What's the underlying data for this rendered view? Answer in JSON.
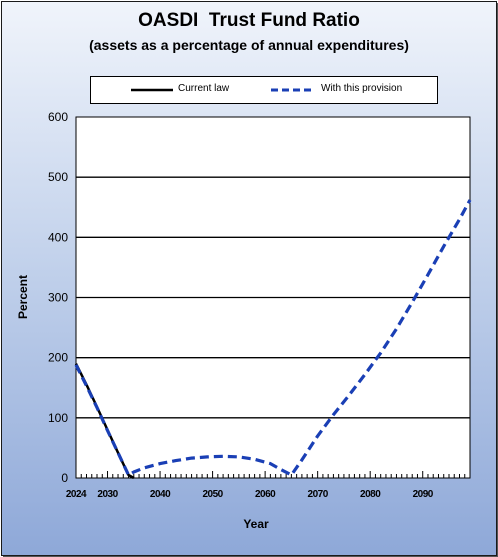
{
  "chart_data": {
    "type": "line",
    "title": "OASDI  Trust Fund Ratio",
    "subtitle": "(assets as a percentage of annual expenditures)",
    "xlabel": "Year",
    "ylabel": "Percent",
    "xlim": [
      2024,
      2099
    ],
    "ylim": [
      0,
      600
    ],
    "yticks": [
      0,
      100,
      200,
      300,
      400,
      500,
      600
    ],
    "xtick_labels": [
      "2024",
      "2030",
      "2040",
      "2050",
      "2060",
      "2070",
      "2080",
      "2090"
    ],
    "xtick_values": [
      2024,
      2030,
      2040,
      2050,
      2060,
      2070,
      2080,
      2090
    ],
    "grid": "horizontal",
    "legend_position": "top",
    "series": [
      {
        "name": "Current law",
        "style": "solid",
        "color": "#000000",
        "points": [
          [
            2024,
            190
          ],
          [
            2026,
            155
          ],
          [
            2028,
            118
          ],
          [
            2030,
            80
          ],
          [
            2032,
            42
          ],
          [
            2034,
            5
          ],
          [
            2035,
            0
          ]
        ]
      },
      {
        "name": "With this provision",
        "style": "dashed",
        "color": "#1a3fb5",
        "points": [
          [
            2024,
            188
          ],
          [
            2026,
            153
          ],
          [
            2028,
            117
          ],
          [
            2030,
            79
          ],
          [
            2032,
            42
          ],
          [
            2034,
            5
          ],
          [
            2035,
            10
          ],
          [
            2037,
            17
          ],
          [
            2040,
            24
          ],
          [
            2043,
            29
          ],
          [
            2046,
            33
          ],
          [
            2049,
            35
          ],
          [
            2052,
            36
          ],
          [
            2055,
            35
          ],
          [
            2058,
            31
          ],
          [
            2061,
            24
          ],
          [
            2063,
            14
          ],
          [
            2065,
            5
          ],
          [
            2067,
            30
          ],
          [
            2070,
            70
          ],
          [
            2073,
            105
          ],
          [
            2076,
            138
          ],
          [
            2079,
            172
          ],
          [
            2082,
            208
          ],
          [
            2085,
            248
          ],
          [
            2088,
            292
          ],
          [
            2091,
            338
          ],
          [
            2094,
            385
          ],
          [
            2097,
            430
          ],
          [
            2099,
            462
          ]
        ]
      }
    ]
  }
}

************

**Task:** Check each line of the entries above for the word "name". List the ones that have it.

**Full response:**
        "name": "Current law",
        "name": "With this provision",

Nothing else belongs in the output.